→ GIVEN REQUEST
Copy every line that holds "document".

→ LISTED ENTRIES
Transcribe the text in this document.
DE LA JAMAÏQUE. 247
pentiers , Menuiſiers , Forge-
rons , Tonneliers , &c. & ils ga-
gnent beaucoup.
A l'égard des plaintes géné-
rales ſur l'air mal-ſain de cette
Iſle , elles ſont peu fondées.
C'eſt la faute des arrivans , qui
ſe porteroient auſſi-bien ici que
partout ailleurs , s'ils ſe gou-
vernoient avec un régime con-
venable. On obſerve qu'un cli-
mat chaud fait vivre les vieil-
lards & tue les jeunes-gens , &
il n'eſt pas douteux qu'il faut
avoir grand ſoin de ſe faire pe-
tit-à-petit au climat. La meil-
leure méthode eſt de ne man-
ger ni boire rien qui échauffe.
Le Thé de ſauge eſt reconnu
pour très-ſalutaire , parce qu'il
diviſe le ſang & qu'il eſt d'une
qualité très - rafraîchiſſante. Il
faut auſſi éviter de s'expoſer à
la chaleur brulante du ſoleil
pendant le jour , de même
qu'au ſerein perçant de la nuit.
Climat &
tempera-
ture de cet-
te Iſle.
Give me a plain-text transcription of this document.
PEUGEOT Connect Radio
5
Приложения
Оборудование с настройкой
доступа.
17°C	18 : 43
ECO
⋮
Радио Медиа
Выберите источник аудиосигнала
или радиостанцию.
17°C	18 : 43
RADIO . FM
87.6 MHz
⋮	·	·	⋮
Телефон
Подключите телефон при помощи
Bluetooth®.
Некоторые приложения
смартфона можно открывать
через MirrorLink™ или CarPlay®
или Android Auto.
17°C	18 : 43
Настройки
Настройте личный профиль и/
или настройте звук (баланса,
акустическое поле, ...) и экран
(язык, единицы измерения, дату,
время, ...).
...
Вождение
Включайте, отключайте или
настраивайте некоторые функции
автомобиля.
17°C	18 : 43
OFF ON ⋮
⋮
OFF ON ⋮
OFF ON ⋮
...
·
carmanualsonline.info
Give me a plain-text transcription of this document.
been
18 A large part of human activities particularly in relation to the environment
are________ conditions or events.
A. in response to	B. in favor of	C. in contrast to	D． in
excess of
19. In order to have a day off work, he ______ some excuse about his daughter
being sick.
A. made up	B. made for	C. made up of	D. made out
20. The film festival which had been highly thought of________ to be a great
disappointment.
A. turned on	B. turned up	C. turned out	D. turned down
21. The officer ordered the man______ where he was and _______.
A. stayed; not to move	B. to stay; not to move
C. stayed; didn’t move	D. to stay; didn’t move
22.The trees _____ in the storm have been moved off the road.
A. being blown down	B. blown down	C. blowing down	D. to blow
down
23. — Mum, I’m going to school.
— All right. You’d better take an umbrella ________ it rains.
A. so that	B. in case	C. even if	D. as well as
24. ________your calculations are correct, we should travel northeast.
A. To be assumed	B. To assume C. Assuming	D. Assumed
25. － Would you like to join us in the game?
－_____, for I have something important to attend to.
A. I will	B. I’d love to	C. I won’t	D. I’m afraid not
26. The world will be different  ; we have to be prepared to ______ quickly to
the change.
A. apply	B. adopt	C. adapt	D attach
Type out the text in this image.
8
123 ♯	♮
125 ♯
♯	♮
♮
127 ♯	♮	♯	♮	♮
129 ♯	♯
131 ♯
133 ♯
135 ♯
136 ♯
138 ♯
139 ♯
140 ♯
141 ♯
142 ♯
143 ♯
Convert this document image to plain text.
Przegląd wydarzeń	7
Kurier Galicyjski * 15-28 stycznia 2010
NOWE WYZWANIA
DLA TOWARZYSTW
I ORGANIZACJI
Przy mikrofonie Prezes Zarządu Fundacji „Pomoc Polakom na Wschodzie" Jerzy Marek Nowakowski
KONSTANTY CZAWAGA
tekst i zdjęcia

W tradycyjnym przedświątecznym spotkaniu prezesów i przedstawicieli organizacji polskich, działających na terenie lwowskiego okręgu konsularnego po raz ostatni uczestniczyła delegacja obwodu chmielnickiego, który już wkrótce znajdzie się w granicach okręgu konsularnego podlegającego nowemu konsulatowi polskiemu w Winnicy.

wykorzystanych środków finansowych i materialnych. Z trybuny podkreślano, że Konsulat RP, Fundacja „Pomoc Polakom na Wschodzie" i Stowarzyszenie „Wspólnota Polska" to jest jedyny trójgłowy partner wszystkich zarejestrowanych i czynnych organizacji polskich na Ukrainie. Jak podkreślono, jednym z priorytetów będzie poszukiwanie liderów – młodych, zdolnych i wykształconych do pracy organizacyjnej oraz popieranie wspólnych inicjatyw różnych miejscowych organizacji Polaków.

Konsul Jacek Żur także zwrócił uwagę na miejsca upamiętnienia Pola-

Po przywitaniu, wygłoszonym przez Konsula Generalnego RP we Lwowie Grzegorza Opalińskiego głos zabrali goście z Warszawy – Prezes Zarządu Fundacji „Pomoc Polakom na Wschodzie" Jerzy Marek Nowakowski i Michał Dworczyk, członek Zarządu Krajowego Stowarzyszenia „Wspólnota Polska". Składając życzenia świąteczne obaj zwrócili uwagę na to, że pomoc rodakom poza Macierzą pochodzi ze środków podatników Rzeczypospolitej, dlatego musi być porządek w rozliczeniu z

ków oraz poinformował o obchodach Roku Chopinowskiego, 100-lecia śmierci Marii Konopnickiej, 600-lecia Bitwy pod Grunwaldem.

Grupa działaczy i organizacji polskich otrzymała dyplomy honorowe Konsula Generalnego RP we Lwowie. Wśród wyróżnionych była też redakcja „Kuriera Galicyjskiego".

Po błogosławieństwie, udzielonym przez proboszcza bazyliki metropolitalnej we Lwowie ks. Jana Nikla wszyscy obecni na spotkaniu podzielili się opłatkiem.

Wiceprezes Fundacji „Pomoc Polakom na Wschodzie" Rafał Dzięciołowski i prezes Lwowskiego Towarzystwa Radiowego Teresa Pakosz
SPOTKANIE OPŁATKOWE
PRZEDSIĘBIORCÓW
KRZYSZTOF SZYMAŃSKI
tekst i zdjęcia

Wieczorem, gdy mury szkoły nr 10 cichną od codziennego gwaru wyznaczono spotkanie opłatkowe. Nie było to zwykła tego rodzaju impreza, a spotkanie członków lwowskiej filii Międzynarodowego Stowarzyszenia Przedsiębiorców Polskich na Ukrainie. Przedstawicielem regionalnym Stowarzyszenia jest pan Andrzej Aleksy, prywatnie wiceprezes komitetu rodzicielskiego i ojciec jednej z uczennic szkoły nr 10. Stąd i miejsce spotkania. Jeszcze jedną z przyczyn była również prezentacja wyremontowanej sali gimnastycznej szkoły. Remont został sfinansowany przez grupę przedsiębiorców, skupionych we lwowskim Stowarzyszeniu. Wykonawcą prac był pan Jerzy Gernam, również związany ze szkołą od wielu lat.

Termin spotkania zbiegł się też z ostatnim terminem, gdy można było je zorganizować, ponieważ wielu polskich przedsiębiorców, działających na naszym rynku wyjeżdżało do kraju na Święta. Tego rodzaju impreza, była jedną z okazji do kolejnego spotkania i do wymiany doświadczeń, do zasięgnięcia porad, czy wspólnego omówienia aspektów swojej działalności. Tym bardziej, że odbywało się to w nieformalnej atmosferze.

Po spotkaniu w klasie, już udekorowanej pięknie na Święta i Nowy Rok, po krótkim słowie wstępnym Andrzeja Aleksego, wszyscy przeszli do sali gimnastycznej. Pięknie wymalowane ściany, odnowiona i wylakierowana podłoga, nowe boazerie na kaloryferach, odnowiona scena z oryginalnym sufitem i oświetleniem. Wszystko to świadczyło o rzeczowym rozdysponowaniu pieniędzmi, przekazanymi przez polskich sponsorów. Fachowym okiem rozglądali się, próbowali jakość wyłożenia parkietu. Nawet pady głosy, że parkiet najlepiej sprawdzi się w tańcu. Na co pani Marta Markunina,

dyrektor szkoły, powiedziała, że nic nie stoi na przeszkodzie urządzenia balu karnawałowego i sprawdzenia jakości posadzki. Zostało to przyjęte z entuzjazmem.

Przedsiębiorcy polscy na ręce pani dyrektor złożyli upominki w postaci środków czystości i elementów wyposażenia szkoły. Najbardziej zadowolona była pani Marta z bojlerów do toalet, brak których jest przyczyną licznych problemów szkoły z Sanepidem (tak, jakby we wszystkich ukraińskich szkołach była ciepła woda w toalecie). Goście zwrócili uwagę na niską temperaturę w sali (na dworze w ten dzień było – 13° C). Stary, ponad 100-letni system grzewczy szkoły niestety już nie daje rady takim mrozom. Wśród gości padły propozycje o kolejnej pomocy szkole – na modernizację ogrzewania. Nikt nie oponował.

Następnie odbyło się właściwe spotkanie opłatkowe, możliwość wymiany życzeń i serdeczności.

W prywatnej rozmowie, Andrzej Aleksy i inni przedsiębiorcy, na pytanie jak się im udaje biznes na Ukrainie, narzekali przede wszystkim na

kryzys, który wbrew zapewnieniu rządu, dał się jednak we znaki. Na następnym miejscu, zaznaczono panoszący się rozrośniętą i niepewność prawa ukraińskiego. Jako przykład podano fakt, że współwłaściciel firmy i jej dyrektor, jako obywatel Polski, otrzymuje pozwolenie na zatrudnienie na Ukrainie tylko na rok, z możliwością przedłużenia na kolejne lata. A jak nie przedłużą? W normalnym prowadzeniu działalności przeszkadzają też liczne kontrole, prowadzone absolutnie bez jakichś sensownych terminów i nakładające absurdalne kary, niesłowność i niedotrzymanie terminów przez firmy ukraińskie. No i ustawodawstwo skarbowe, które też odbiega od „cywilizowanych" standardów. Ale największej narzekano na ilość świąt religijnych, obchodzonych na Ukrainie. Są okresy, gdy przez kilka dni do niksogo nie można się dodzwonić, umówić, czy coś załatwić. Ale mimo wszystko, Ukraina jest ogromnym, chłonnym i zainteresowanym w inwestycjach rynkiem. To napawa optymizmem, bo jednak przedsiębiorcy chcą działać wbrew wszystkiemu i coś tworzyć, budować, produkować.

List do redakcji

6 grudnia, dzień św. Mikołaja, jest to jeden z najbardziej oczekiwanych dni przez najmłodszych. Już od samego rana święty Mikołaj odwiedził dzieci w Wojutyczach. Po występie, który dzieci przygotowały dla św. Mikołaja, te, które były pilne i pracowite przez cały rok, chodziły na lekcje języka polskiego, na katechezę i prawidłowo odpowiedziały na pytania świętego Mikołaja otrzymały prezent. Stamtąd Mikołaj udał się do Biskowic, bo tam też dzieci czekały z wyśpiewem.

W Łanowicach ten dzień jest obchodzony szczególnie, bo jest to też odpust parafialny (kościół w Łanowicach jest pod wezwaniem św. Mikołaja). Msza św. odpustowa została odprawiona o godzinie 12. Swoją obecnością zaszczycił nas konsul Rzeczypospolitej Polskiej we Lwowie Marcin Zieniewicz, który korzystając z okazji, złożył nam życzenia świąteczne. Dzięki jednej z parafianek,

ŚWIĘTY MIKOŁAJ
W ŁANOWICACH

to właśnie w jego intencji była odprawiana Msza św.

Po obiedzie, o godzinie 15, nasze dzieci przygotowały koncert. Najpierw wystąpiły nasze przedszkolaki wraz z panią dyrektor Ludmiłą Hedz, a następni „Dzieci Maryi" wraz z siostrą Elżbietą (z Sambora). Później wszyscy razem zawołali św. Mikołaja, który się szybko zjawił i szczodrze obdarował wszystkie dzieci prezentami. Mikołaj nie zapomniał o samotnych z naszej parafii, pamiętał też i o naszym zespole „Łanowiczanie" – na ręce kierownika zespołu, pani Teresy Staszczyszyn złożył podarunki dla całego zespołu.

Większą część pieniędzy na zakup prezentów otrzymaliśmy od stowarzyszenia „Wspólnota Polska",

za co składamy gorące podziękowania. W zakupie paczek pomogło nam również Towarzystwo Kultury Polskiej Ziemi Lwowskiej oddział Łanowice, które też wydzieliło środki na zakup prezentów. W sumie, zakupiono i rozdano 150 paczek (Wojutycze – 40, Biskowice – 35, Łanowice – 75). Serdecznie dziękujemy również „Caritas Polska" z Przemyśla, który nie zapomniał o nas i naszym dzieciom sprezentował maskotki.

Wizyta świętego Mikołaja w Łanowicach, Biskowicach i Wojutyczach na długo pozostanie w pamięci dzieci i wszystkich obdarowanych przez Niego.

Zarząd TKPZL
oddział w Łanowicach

→ CORRECT OUTPUT
Transcribe the text in this document.
Give me a plain-text transcription of this document.
Give me a plain-text transcription of this document.
Convert this document image to plain text.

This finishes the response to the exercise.